- [What is expected]:
Output the full listing below exactly as it reads, and skip anything that is a picture.

#### Extracted records ####

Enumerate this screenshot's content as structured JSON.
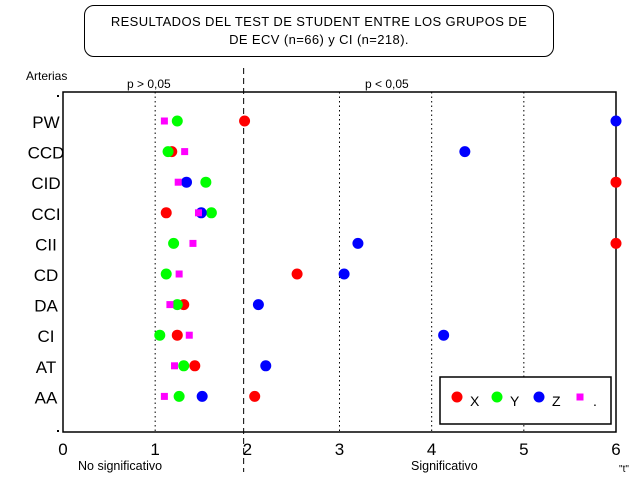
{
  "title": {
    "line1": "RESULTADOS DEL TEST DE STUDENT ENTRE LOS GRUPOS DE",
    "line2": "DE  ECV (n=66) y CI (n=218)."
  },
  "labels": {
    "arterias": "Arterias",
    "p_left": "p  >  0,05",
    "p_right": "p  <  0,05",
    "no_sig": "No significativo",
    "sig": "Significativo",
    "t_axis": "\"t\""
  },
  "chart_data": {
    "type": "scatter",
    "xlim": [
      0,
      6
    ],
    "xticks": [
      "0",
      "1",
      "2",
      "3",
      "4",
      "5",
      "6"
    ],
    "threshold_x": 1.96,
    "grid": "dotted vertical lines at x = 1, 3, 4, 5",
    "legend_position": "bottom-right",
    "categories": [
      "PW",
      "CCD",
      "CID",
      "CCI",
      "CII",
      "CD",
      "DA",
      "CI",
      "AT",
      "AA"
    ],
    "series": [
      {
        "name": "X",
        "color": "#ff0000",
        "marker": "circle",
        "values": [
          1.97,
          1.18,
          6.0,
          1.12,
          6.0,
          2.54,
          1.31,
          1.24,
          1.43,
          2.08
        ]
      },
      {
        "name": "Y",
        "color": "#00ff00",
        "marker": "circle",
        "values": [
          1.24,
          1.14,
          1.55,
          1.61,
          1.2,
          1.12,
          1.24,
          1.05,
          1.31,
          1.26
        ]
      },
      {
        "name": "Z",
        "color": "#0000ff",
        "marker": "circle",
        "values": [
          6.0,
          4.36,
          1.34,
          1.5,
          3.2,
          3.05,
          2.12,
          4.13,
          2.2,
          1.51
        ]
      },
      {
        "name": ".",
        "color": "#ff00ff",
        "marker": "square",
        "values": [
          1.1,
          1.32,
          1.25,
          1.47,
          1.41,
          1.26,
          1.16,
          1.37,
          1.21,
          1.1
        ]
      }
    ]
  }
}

####

- [Task answer]:
Enumerate this screenshot's content as structured JSON.
{
  "title": {
    "line1": "RESULTADOS DEL TEST DE STUDENT ENTRE LOS GRUPOS DE",
    "line2": "DE  ECV (n=66) y CI (n=218)."
  },
  "labels": {
    "arterias": "Arterias",
    "p_left": "p  >  0,05",
    "p_right": "p  <  0,05",
    "no_sig": "No significativo",
    "sig": "Significativo",
    "t_axis": "\"t\""
  },
  "chart_data": {
    "type": "scatter",
    "xlim": [
      0,
      6
    ],
    "xticks": [
      "0",
      "1",
      "2",
      "3",
      "4",
      "5",
      "6"
    ],
    "threshold_x": 1.96,
    "grid": "dotted vertical lines at x = 1, 3, 4, 5",
    "legend_position": "bottom-right",
    "categories": [
      "PW",
      "CCD",
      "CID",
      "CCI",
      "CII",
      "CD",
      "DA",
      "CI",
      "AT",
      "AA"
    ],
    "series": [
      {
        "name": "X",
        "color": "#ff0000",
        "marker": "circle",
        "values": [
          1.97,
          1.18,
          6.0,
          1.12,
          6.0,
          2.54,
          1.31,
          1.24,
          1.43,
          2.08
        ]
      },
      {
        "name": "Y",
        "color": "#00ff00",
        "marker": "circle",
        "values": [
          1.24,
          1.14,
          1.55,
          1.61,
          1.2,
          1.12,
          1.24,
          1.05,
          1.31,
          1.26
        ]
      },
      {
        "name": "Z",
        "color": "#0000ff",
        "marker": "circle",
        "values": [
          6.0,
          4.36,
          1.34,
          1.5,
          3.2,
          3.05,
          2.12,
          4.13,
          2.2,
          1.51
        ]
      },
      {
        "name": ".",
        "color": "#ff00ff",
        "marker": "square",
        "values": [
          1.1,
          1.32,
          1.25,
          1.47,
          1.41,
          1.26,
          1.16,
          1.37,
          1.21,
          1.1
        ]
      }
    ]
  }
}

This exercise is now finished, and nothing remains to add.